Written request:
Below are the records; locate each line with the word "name" and copy it.

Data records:
#####

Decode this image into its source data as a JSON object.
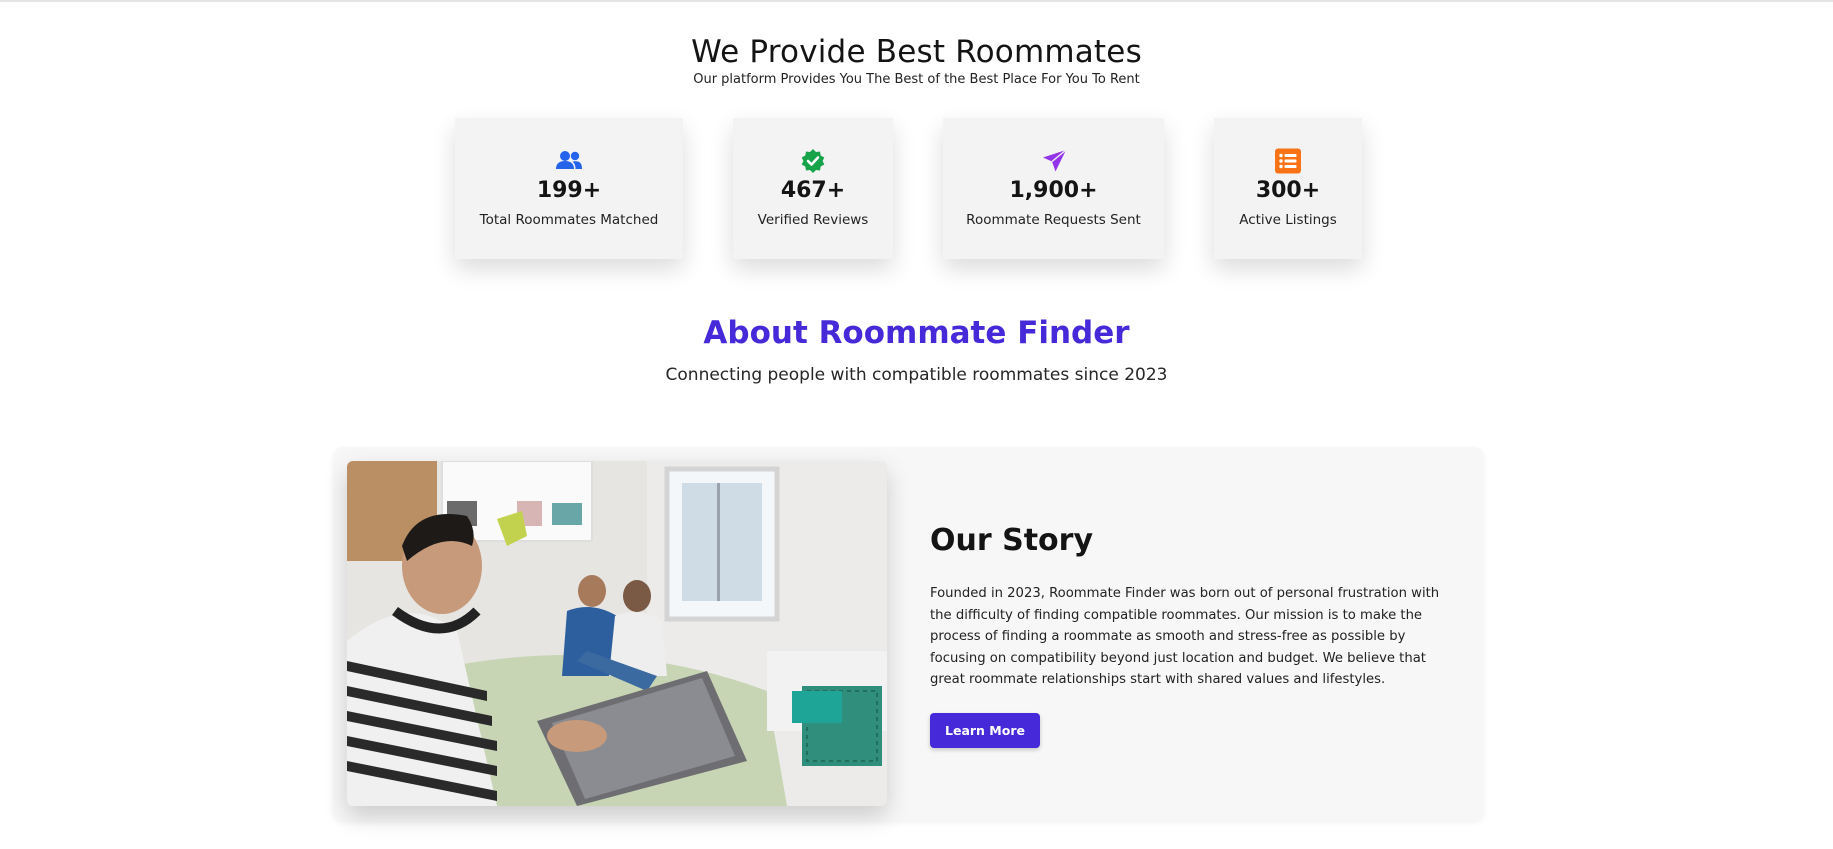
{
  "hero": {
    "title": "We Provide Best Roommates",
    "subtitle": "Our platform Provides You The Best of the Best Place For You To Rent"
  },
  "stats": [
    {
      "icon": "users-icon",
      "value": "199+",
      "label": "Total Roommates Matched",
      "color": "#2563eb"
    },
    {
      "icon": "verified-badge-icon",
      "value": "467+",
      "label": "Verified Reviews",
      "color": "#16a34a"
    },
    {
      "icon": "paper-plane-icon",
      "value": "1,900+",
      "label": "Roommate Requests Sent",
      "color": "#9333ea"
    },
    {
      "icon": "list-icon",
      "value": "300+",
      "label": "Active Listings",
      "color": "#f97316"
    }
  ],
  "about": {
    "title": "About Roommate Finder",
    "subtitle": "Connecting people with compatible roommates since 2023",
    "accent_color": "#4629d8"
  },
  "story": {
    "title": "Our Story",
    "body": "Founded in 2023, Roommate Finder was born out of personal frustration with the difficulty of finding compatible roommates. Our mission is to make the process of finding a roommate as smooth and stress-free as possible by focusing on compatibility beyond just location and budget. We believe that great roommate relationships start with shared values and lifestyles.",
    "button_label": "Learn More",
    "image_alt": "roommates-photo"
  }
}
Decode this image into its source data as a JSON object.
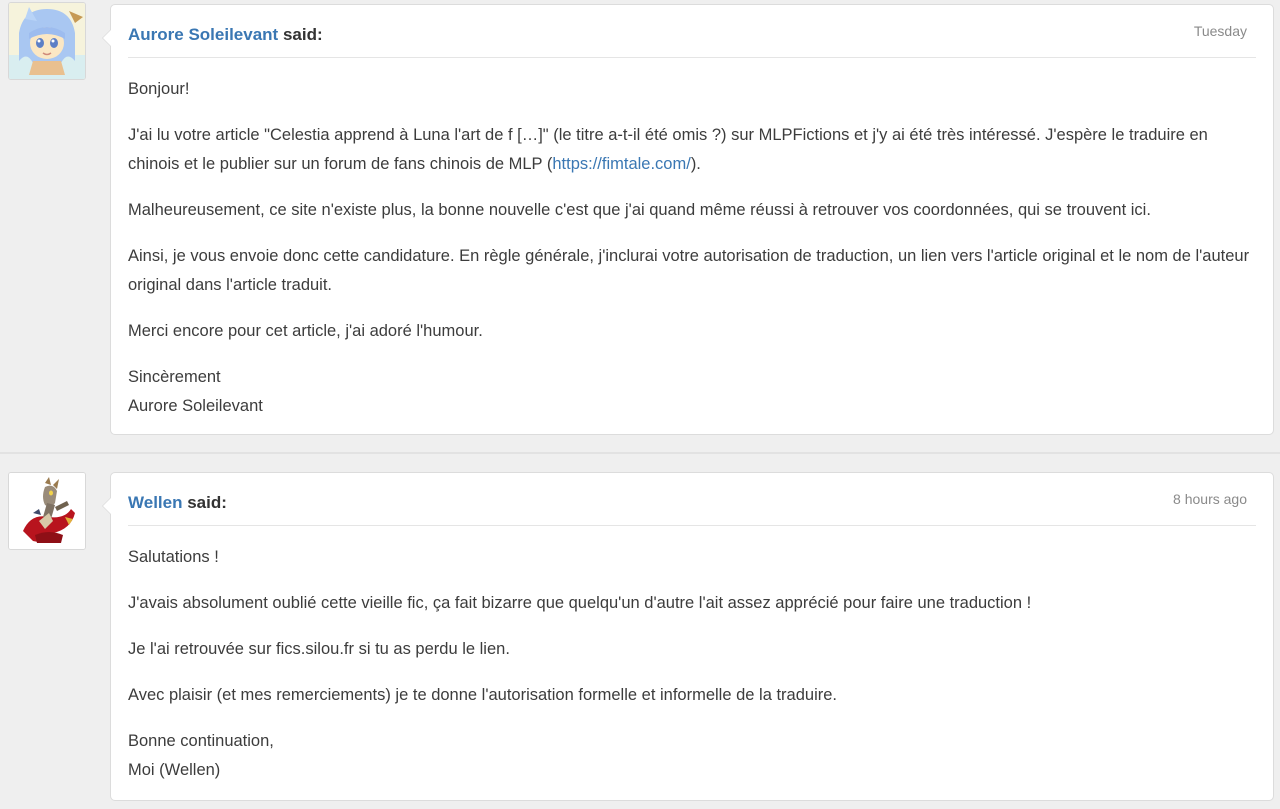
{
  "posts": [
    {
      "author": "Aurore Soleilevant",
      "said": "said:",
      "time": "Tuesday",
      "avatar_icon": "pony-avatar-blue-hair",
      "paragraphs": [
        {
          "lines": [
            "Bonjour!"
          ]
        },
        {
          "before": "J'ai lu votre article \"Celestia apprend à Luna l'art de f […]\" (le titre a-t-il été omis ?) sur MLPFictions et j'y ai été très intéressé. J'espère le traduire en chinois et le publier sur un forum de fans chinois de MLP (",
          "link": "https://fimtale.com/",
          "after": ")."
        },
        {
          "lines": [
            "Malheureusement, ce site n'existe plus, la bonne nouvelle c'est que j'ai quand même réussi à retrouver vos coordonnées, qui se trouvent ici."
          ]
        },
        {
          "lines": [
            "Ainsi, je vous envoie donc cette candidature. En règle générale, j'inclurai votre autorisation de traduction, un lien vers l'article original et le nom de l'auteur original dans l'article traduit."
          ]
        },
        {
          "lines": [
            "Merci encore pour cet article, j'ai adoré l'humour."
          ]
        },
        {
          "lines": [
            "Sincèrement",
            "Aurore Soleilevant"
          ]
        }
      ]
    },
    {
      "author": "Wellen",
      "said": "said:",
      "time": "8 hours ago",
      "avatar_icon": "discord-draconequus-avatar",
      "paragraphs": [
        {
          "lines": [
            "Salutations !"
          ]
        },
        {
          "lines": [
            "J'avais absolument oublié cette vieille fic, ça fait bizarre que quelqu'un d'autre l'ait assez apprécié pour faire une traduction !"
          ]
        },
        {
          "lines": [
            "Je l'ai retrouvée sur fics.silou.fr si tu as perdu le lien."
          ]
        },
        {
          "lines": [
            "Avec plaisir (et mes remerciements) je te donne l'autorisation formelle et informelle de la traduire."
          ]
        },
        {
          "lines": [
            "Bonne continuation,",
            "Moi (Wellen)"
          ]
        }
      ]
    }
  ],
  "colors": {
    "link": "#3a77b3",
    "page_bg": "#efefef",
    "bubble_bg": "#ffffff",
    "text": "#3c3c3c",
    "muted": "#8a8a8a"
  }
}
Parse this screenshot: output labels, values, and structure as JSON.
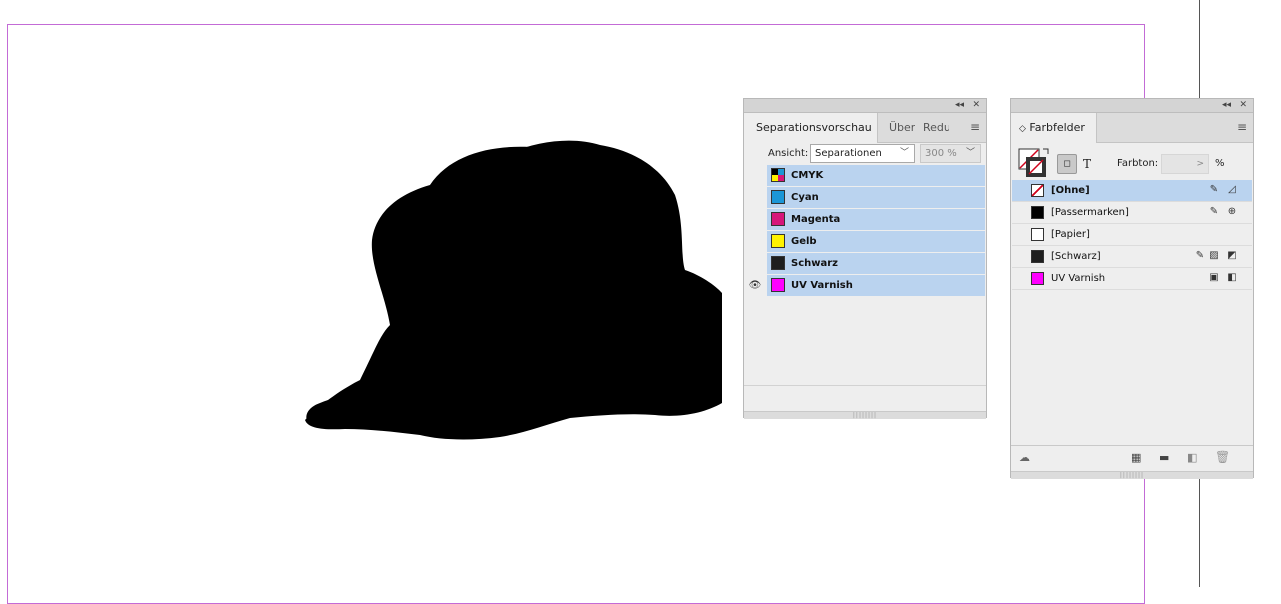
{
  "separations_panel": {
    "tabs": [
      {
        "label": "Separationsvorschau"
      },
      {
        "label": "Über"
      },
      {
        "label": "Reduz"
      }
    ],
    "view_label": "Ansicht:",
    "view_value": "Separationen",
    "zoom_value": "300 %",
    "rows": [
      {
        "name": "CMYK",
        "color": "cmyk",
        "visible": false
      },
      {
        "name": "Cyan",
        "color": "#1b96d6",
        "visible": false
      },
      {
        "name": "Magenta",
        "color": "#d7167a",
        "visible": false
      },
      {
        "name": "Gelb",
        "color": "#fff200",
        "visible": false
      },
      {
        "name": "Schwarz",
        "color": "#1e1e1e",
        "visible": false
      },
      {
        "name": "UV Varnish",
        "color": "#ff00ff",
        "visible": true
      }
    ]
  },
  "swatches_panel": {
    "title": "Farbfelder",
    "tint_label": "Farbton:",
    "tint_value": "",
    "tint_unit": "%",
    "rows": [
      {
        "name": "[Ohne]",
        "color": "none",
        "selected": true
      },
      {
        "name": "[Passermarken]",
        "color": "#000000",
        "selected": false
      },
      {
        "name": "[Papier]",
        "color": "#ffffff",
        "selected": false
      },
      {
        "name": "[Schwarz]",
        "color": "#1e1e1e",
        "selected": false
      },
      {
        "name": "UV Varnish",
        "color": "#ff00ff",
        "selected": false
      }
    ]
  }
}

#####

Finished answer:
        "name": "CMYK",
        "name": "Cyan",
        "name": "Magenta",
        "name": "Gelb",
        "name": "Schwarz",
        "name": "UV Varnish",
        "name": "[Ohne]",
        "name": "[Passermarken]",
        "name": "[Papier]",
        "name": "[Schwarz]",
        "name": "UV Varnish",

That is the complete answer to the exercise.